DIRECTIONS: Output the data exactly, with every line intact.

--- begin ---

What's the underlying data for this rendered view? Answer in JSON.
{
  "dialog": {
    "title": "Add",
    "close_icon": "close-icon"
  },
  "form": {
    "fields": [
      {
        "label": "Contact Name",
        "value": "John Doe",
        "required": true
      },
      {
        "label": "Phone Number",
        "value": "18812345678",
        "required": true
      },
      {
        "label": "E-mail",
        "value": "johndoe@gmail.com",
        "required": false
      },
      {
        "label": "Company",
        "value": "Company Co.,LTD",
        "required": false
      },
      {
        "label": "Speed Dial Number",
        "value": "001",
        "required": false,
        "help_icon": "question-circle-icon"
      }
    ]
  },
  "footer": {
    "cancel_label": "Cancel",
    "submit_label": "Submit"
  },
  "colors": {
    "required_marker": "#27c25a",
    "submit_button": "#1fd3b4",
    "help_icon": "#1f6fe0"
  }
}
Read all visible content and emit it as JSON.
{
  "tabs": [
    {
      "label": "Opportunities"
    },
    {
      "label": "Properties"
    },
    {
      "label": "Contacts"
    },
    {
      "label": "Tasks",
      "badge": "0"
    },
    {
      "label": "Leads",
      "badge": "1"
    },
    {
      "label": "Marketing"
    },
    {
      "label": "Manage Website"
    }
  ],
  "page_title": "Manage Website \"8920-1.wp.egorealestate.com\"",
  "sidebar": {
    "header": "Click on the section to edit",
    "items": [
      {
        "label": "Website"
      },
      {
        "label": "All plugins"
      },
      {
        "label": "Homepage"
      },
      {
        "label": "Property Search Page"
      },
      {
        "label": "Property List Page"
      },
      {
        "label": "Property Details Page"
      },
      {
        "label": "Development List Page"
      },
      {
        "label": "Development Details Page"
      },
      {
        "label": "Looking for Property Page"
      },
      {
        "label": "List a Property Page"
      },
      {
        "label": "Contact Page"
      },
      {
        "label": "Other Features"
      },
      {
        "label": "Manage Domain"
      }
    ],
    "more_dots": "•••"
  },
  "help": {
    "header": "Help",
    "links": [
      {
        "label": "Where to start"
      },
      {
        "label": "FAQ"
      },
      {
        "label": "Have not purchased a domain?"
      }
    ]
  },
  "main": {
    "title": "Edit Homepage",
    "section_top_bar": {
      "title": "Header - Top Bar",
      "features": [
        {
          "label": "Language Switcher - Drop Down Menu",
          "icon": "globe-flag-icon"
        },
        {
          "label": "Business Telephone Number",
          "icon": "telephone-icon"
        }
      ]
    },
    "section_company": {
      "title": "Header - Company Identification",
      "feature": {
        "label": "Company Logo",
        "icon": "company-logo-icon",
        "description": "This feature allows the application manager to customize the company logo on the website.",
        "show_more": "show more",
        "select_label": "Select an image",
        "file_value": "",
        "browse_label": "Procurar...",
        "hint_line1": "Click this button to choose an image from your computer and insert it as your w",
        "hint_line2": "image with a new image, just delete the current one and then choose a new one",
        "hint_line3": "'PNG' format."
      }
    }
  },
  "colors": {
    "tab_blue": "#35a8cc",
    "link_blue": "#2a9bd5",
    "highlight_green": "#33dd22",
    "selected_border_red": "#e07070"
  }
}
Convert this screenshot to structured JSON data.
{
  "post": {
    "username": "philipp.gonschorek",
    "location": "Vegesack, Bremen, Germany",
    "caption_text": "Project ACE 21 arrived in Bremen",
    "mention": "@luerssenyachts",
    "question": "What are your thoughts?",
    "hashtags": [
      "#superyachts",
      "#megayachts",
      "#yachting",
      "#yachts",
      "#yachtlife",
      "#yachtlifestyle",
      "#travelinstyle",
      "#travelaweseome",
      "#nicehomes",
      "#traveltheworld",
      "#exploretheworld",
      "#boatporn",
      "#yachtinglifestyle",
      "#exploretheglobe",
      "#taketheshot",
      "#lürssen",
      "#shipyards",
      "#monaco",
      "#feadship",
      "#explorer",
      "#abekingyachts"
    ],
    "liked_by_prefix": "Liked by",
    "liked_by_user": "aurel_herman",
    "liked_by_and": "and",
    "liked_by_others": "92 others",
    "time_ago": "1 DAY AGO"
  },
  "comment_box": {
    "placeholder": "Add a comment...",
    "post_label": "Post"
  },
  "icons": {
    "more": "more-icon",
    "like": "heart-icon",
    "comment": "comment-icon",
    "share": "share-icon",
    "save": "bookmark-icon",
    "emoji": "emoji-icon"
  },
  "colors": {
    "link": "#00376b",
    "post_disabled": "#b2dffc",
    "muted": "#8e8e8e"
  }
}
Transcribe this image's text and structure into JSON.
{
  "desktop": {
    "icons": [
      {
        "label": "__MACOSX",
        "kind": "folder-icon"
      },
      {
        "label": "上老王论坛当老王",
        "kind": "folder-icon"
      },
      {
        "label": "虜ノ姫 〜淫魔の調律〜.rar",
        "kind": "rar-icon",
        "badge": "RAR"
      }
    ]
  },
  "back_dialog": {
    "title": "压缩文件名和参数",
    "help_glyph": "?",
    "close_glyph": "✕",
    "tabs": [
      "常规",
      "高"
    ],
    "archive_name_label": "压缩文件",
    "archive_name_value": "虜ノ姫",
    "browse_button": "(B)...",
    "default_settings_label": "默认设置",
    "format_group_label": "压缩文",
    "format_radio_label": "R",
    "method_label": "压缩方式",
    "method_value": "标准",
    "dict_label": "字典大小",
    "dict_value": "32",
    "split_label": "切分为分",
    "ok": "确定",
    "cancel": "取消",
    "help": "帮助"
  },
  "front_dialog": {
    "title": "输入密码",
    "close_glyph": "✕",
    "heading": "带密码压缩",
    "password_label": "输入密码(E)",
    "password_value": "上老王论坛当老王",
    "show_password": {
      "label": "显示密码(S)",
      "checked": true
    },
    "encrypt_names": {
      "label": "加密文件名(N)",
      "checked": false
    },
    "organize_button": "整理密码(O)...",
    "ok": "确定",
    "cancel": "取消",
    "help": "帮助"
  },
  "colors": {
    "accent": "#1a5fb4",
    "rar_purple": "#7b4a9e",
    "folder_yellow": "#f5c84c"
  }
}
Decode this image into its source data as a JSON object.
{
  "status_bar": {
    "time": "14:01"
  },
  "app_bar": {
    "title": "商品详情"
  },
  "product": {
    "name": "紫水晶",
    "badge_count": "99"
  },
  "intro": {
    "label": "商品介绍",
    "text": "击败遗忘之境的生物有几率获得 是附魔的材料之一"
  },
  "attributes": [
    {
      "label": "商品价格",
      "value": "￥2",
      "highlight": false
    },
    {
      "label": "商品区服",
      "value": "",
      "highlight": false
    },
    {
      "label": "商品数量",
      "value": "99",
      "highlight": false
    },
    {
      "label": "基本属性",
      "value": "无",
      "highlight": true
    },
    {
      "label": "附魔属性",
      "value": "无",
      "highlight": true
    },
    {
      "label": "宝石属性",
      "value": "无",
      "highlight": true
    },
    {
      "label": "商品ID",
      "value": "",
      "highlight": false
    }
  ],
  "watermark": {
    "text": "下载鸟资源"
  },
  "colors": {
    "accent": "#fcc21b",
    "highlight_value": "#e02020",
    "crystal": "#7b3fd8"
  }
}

--- end ---

EXERCISE OUTPUT:
What's the underlying data for this rendered view? Answer in JSON.
{
  "dialog": {
    "title": "Add",
    "close_icon": "close-icon"
  },
  "form": {
    "fields": [
      {
        "label": "Contact Name",
        "value": "John Doe",
        "required": true
      },
      {
        "label": "Phone Number",
        "value": "18812345678",
        "required": true
      },
      {
        "label": "E-mail",
        "value": "johndoe@gmail.com",
        "required": false
      },
      {
        "label": "Company",
        "value": "Company Co.,LTD",
        "required": false
      },
      {
        "label": "Speed Dial Number",
        "value": "001",
        "required": false,
        "help_icon": "question-circle-icon"
      }
    ]
  },
  "footer": {
    "cancel_label": "Cancel",
    "submit_label": "Submit"
  },
  "colors": {
    "required_marker": "#27c25a",
    "submit_button": "#1fd3b4",
    "help_icon": "#1f6fe0"
  }
}
Read all visible content and emit it as JSON.
{
  "tabs": [
    {
      "label": "Opportunities"
    },
    {
      "label": "Properties"
    },
    {
      "label": "Contacts"
    },
    {
      "label": "Tasks",
      "badge": "0"
    },
    {
      "label": "Leads",
      "badge": "1"
    },
    {
      "label": "Marketing"
    },
    {
      "label": "Manage Website"
    }
  ],
  "page_title": "Manage Website \"8920-1.wp.egorealestate.com\"",
  "sidebar": {
    "header": "Click on the section to edit",
    "items": [
      {
        "label": "Website"
      },
      {
        "label": "All plugins"
      },
      {
        "label": "Homepage"
      },
      {
        "label": "Property Search Page"
      },
      {
        "label": "Property List Page"
      },
      {
        "label": "Property Details Page"
      },
      {
        "label": "Development List Page"
      },
      {
        "label": "Development Details Page"
      },
      {
        "label": "Looking for Property Page"
      },
      {
        "label": "List a Property Page"
      },
      {
        "label": "Contact Page"
      },
      {
        "label": "Other Features"
      },
      {
        "label": "Manage Domain"
      }
    ],
    "more_dots": "•••"
  },
  "help": {
    "header": "Help",
    "links": [
      {
        "label": "Where to start"
      },
      {
        "label": "FAQ"
      },
      {
        "label": "Have not purchased a domain?"
      }
    ]
  },
  "main": {
    "title": "Edit Homepage",
    "section_top_bar": {
      "title": "Header - Top Bar",
      "features": [
        {
          "label": "Language Switcher - Drop Down Menu",
          "icon": "globe-flag-icon"
        },
        {
          "label": "Business Telephone Number",
          "icon": "telephone-icon"
        }
      ]
    },
    "section_company": {
      "title": "Header - Company Identification",
      "feature": {
        "label": "Company Logo",
        "icon": "company-logo-icon",
        "description": "This feature allows the application manager to customize the company logo on the website.",
        "show_more": "show more",
        "select_label": "Select an image",
        "file_value": "",
        "browse_label": "Procurar...",
        "hint_line1": "Click this button to choose an image from your computer and insert it as your w",
        "hint_line2": "image with a new image, just delete the current one and then choose a new one",
        "hint_line3": "'PNG' format."
      }
    }
  },
  "colors": {
    "tab_blue": "#35a8cc",
    "link_blue": "#2a9bd5",
    "highlight_green": "#33dd22",
    "selected_border_red": "#e07070"
  }
}
Convert this screenshot to structured JSON data.
{
  "post": {
    "username": "philipp.gonschorek",
    "location": "Vegesack, Bremen, Germany",
    "caption_text": "Project ACE 21 arrived in Bremen",
    "mention": "@luerssenyachts",
    "question": "What are your thoughts?",
    "hashtags": [
      "#superyachts",
      "#megayachts",
      "#yachting",
      "#yachts",
      "#yachtlife",
      "#yachtlifestyle",
      "#travelinstyle",
      "#travelaweseome",
      "#nicehomes",
      "#traveltheworld",
      "#exploretheworld",
      "#boatporn",
      "#yachtinglifestyle",
      "#exploretheglobe",
      "#taketheshot",
      "#lürssen",
      "#shipyards",
      "#monaco",
      "#feadship",
      "#explorer",
      "#abekingyachts"
    ],
    "liked_by_prefix": "Liked by",
    "liked_by_user": "aurel_herman",
    "liked_by_and": "and",
    "liked_by_others": "92 others",
    "time_ago": "1 DAY AGO"
  },
  "comment_box": {
    "placeholder": "Add a comment...",
    "post_label": "Post"
  },
  "icons": {
    "more": "more-icon",
    "like": "heart-icon",
    "comment": "comment-icon",
    "share": "share-icon",
    "save": "bookmark-icon",
    "emoji": "emoji-icon"
  },
  "colors": {
    "link": "#00376b",
    "post_disabled": "#b2dffc",
    "muted": "#8e8e8e"
  }
}
Transcribe this image's text and structure into JSON.
{
  "desktop": {
    "icons": [
      {
        "label": "__MACOSX",
        "kind": "folder-icon"
      },
      {
        "label": "上老王论坛当老王",
        "kind": "folder-icon"
      },
      {
        "label": "虜ノ姫 〜淫魔の調律〜.rar",
        "kind": "rar-icon",
        "badge": "RAR"
      }
    ]
  },
  "back_dialog": {
    "title": "压缩文件名和参数",
    "help_glyph": "?",
    "close_glyph": "✕",
    "tabs": [
      "常规",
      "高"
    ],
    "archive_name_label": "压缩文件",
    "archive_name_value": "虜ノ姫",
    "browse_button": "(B)...",
    "default_settings_label": "默认设置",
    "format_group_label": "压缩文",
    "format_radio_label": "R",
    "method_label": "压缩方式",
    "method_value": "标准",
    "dict_label": "字典大小",
    "dict_value": "32",
    "split_label": "切分为分",
    "ok": "确定",
    "cancel": "取消",
    "help": "帮助"
  },
  "front_dialog": {
    "title": "输入密码",
    "close_glyph": "✕",
    "heading": "带密码压缩",
    "password_label": "输入密码(E)",
    "password_value": "上老王论坛当老王",
    "show_password": {
      "label": "显示密码(S)",
      "checked": true
    },
    "encrypt_names": {
      "label": "加密文件名(N)",
      "checked": false
    },
    "organize_button": "整理密码(O)...",
    "ok": "确定",
    "cancel": "取消",
    "help": "帮助"
  },
  "colors": {
    "accent": "#1a5fb4",
    "rar_purple": "#7b4a9e",
    "folder_yellow": "#f5c84c"
  }
}
Decode this image into its source data as a JSON object.
{
  "status_bar": {
    "time": "14:01"
  },
  "app_bar": {
    "title": "商品详情"
  },
  "product": {
    "name": "紫水晶",
    "badge_count": "99"
  },
  "intro": {
    "label": "商品介绍",
    "text": "击败遗忘之境的生物有几率获得 是附魔的材料之一"
  },
  "attributes": [
    {
      "label": "商品价格",
      "value": "￥2",
      "highlight": false
    },
    {
      "label": "商品区服",
      "value": "",
      "highlight": false
    },
    {
      "label": "商品数量",
      "value": "99",
      "highlight": false
    },
    {
      "label": "基本属性",
      "value": "无",
      "highlight": true
    },
    {
      "label": "附魔属性",
      "value": "无",
      "highlight": true
    },
    {
      "label": "宝石属性",
      "value": "无",
      "highlight": true
    },
    {
      "label": "商品ID",
      "value": "",
      "highlight": false
    }
  ],
  "watermark": {
    "text": "下载鸟资源"
  },
  "colors": {
    "accent": "#fcc21b",
    "highlight_value": "#e02020",
    "crystal": "#7b3fd8"
  }
}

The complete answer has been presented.